*Exercise inputs*
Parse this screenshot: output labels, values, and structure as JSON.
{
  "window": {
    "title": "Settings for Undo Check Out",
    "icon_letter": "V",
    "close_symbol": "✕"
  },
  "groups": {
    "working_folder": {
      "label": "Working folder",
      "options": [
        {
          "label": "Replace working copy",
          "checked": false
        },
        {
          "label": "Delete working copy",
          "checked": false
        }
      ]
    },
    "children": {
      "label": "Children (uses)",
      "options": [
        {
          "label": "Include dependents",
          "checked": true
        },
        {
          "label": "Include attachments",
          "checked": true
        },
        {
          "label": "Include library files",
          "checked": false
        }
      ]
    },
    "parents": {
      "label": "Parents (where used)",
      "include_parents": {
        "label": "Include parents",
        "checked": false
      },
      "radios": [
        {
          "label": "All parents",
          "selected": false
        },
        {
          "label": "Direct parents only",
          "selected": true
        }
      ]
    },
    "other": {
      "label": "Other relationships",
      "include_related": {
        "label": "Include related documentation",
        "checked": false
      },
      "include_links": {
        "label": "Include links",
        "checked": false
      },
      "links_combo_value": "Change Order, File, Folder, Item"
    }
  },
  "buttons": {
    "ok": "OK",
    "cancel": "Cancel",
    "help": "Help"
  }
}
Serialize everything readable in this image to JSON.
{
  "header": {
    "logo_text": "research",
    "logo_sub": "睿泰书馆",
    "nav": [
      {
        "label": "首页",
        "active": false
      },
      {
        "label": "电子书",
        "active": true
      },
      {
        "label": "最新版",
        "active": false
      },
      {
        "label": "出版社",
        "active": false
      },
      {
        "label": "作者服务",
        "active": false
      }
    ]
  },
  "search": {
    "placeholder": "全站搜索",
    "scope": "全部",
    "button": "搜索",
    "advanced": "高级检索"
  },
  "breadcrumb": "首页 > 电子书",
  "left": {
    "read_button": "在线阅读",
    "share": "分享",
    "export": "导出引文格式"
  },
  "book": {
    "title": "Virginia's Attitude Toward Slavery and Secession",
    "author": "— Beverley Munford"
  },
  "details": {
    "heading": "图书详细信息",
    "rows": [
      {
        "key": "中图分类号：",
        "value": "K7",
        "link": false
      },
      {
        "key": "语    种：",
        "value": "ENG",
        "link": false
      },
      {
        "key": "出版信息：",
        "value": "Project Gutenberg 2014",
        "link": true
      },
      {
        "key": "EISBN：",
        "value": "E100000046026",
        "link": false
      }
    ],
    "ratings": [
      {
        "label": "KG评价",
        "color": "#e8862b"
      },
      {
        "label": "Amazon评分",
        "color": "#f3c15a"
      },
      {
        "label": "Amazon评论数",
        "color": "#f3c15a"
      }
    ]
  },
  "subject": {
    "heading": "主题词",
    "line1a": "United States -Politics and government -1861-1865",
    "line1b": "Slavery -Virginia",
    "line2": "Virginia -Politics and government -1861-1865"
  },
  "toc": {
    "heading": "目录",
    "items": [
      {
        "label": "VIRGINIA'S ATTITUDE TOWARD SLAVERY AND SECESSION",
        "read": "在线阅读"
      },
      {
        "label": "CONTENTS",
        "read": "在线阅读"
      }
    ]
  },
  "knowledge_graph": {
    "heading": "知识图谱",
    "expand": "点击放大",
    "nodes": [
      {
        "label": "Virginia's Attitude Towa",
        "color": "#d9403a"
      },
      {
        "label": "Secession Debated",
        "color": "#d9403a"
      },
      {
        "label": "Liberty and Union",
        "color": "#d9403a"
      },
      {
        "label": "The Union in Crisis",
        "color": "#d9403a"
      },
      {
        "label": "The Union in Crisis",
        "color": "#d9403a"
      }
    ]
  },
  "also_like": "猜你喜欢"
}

*Written request*
Repeat each of the entries above precisely as given.

*Exercise solution*
Parse this screenshot: output labels, values, and structure as JSON.
{
  "window": {
    "title": "Settings for Undo Check Out",
    "icon_letter": "V",
    "close_symbol": "✕"
  },
  "groups": {
    "working_folder": {
      "label": "Working folder",
      "options": [
        {
          "label": "Replace working copy",
          "checked": false
        },
        {
          "label": "Delete working copy",
          "checked": false
        }
      ]
    },
    "children": {
      "label": "Children (uses)",
      "options": [
        {
          "label": "Include dependents",
          "checked": true
        },
        {
          "label": "Include attachments",
          "checked": true
        },
        {
          "label": "Include library files",
          "checked": false
        }
      ]
    },
    "parents": {
      "label": "Parents (where used)",
      "include_parents": {
        "label": "Include parents",
        "checked": false
      },
      "radios": [
        {
          "label": "All parents",
          "selected": false
        },
        {
          "label": "Direct parents only",
          "selected": true
        }
      ]
    },
    "other": {
      "label": "Other relationships",
      "include_related": {
        "label": "Include related documentation",
        "checked": false
      },
      "include_links": {
        "label": "Include links",
        "checked": false
      },
      "links_combo_value": "Change Order, File, Folder, Item"
    }
  },
  "buttons": {
    "ok": "OK",
    "cancel": "Cancel",
    "help": "Help"
  }
}
Serialize everything readable in this image to JSON.
{
  "header": {
    "logo_text": "research",
    "logo_sub": "睿泰书馆",
    "nav": [
      {
        "label": "首页",
        "active": false
      },
      {
        "label": "电子书",
        "active": true
      },
      {
        "label": "最新版",
        "active": false
      },
      {
        "label": "出版社",
        "active": false
      },
      {
        "label": "作者服务",
        "active": false
      }
    ]
  },
  "search": {
    "placeholder": "全站搜索",
    "scope": "全部",
    "button": "搜索",
    "advanced": "高级检索"
  },
  "breadcrumb": "首页 > 电子书",
  "left": {
    "read_button": "在线阅读",
    "share": "分享",
    "export": "导出引文格式"
  },
  "book": {
    "title": "Virginia's Attitude Toward Slavery and Secession",
    "author": "— Beverley Munford"
  },
  "details": {
    "heading": "图书详细信息",
    "rows": [
      {
        "key": "中图分类号：",
        "value": "K7",
        "link": false
      },
      {
        "key": "语    种：",
        "value": "ENG",
        "link": false
      },
      {
        "key": "出版信息：",
        "value": "Project Gutenberg 2014",
        "link": true
      },
      {
        "key": "EISBN：",
        "value": "E100000046026",
        "link": false
      }
    ],
    "ratings": [
      {
        "label": "KG评价",
        "color": "#e8862b"
      },
      {
        "label": "Amazon评分",
        "color": "#f3c15a"
      },
      {
        "label": "Amazon评论数",
        "color": "#f3c15a"
      }
    ]
  },
  "subject": {
    "heading": "主题词",
    "line1a": "United States -Politics and government -1861-1865",
    "line1b": "Slavery -Virginia",
    "line2": "Virginia -Politics and government -1861-1865"
  },
  "toc": {
    "heading": "目录",
    "items": [
      {
        "label": "VIRGINIA'S ATTITUDE TOWARD SLAVERY AND SECESSION",
        "read": "在线阅读"
      },
      {
        "label": "CONTENTS",
        "read": "在线阅读"
      }
    ]
  },
  "knowledge_graph": {
    "heading": "知识图谱",
    "expand": "点击放大",
    "nodes": [
      {
        "label": "Virginia's Attitude Towa",
        "color": "#d9403a"
      },
      {
        "label": "Secession Debated",
        "color": "#d9403a"
      },
      {
        "label": "Liberty and Union",
        "color": "#d9403a"
      },
      {
        "label": "The Union in Crisis",
        "color": "#d9403a"
      },
      {
        "label": "The Union in Crisis",
        "color": "#d9403a"
      }
    ]
  },
  "also_like": "猜你喜欢"
}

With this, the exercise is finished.